• YOUR OBJECTIVE: Repeat every line below exactly, word for word.

• Excerpts from a figure dataset:
■ ■ ■

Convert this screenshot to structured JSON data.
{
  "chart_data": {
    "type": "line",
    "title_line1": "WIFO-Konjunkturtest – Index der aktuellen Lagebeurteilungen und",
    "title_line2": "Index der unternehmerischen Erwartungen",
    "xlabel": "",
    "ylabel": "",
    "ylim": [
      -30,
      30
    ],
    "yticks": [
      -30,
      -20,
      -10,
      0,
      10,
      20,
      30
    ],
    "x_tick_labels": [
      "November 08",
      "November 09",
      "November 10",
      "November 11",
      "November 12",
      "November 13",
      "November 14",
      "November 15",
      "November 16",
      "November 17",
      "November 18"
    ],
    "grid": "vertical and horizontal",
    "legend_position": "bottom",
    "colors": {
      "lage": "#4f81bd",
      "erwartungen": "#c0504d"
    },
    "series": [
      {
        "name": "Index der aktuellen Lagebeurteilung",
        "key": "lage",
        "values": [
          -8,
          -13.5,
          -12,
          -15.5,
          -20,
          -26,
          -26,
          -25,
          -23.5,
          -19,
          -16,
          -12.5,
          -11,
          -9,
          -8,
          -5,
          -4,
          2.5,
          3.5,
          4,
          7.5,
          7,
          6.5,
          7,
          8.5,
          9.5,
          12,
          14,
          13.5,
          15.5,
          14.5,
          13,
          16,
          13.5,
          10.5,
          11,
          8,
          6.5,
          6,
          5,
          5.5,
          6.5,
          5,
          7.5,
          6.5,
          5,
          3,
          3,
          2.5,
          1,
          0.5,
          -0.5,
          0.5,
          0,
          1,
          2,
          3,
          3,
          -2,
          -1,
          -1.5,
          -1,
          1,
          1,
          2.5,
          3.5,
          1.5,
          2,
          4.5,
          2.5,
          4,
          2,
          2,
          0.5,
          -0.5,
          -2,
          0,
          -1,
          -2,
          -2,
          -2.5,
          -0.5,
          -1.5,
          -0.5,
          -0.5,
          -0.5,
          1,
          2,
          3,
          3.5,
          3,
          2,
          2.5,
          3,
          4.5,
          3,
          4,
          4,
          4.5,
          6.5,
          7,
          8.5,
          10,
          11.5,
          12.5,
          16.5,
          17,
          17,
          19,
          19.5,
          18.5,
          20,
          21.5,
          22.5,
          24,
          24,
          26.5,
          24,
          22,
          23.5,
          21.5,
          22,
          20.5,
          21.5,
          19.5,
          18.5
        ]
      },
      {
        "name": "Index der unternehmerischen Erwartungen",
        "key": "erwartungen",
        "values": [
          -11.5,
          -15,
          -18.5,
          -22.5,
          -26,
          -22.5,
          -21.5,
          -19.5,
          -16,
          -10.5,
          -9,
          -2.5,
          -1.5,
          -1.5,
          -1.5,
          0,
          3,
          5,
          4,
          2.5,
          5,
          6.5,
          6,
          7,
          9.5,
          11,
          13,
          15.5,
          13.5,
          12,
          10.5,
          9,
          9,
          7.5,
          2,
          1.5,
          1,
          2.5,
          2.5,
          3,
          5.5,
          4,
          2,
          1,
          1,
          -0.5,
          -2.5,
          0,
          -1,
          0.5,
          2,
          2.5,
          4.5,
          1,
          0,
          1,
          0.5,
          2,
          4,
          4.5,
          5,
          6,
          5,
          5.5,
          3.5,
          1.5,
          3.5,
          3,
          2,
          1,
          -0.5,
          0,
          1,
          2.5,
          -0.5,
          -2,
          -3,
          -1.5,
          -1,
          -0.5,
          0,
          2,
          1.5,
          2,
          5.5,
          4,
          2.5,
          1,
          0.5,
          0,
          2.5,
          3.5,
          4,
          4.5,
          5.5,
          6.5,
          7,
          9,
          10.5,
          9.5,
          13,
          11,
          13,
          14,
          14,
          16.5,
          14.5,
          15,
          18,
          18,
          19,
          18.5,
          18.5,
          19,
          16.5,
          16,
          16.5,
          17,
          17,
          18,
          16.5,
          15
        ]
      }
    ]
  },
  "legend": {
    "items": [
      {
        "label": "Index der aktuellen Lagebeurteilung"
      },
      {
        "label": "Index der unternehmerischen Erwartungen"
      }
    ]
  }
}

■ ■ ■

• FINISHED ANSWER:
Convert this screenshot to structured JSON data.
{
  "chart_data": {
    "type": "line",
    "title_line1": "WIFO-Konjunkturtest – Index der aktuellen Lagebeurteilungen und",
    "title_line2": "Index der unternehmerischen Erwartungen",
    "xlabel": "",
    "ylabel": "",
    "ylim": [
      -30,
      30
    ],
    "yticks": [
      -30,
      -20,
      -10,
      0,
      10,
      20,
      30
    ],
    "x_tick_labels": [
      "November 08",
      "November 09",
      "November 10",
      "November 11",
      "November 12",
      "November 13",
      "November 14",
      "November 15",
      "November 16",
      "November 17",
      "November 18"
    ],
    "grid": "vertical and horizontal",
    "legend_position": "bottom",
    "colors": {
      "lage": "#4f81bd",
      "erwartungen": "#c0504d"
    },
    "series": [
      {
        "name": "Index der aktuellen Lagebeurteilung",
        "key": "lage",
        "values": [
          -8,
          -13.5,
          -12,
          -15.5,
          -20,
          -26,
          -26,
          -25,
          -23.5,
          -19,
          -16,
          -12.5,
          -11,
          -9,
          -8,
          -5,
          -4,
          2.5,
          3.5,
          4,
          7.5,
          7,
          6.5,
          7,
          8.5,
          9.5,
          12,
          14,
          13.5,
          15.5,
          14.5,
          13,
          16,
          13.5,
          10.5,
          11,
          8,
          6.5,
          6,
          5,
          5.5,
          6.5,
          5,
          7.5,
          6.5,
          5,
          3,
          3,
          2.5,
          1,
          0.5,
          -0.5,
          0.5,
          0,
          1,
          2,
          3,
          3,
          -2,
          -1,
          -1.5,
          -1,
          1,
          1,
          2.5,
          3.5,
          1.5,
          2,
          4.5,
          2.5,
          4,
          2,
          2,
          0.5,
          -0.5,
          -2,
          0,
          -1,
          -2,
          -2,
          -2.5,
          -0.5,
          -1.5,
          -0.5,
          -0.5,
          -0.5,
          1,
          2,
          3,
          3.5,
          3,
          2,
          2.5,
          3,
          4.5,
          3,
          4,
          4,
          4.5,
          6.5,
          7,
          8.5,
          10,
          11.5,
          12.5,
          16.5,
          17,
          17,
          19,
          19.5,
          18.5,
          20,
          21.5,
          22.5,
          24,
          24,
          26.5,
          24,
          22,
          23.5,
          21.5,
          22,
          20.5,
          21.5,
          19.5,
          18.5
        ]
      },
      {
        "name": "Index der unternehmerischen Erwartungen",
        "key": "erwartungen",
        "values": [
          -11.5,
          -15,
          -18.5,
          -22.5,
          -26,
          -22.5,
          -21.5,
          -19.5,
          -16,
          -10.5,
          -9,
          -2.5,
          -1.5,
          -1.5,
          -1.5,
          0,
          3,
          5,
          4,
          2.5,
          5,
          6.5,
          6,
          7,
          9.5,
          11,
          13,
          15.5,
          13.5,
          12,
          10.5,
          9,
          9,
          7.5,
          2,
          1.5,
          1,
          2.5,
          2.5,
          3,
          5.5,
          4,
          2,
          1,
          1,
          -0.5,
          -2.5,
          0,
          -1,
          0.5,
          2,
          2.5,
          4.5,
          1,
          0,
          1,
          0.5,
          2,
          4,
          4.5,
          5,
          6,
          5,
          5.5,
          3.5,
          1.5,
          3.5,
          3,
          2,
          1,
          -0.5,
          0,
          1,
          2.5,
          -0.5,
          -2,
          -3,
          -1.5,
          -1,
          -0.5,
          0,
          2,
          1.5,
          2,
          5.5,
          4,
          2.5,
          1,
          0.5,
          0,
          2.5,
          3.5,
          4,
          4.5,
          5.5,
          6.5,
          7,
          9,
          10.5,
          9.5,
          13,
          11,
          13,
          14,
          14,
          16.5,
          14.5,
          15,
          18,
          18,
          19,
          18.5,
          18.5,
          19,
          16.5,
          16,
          16.5,
          17,
          17,
          18,
          16.5,
          15
        ]
      }
    ]
  },
  "legend": {
    "items": [
      {
        "label": "Index der aktuellen Lagebeurteilung"
      },
      {
        "label": "Index der unternehmerischen Erwartungen"
      }
    ]
  }
}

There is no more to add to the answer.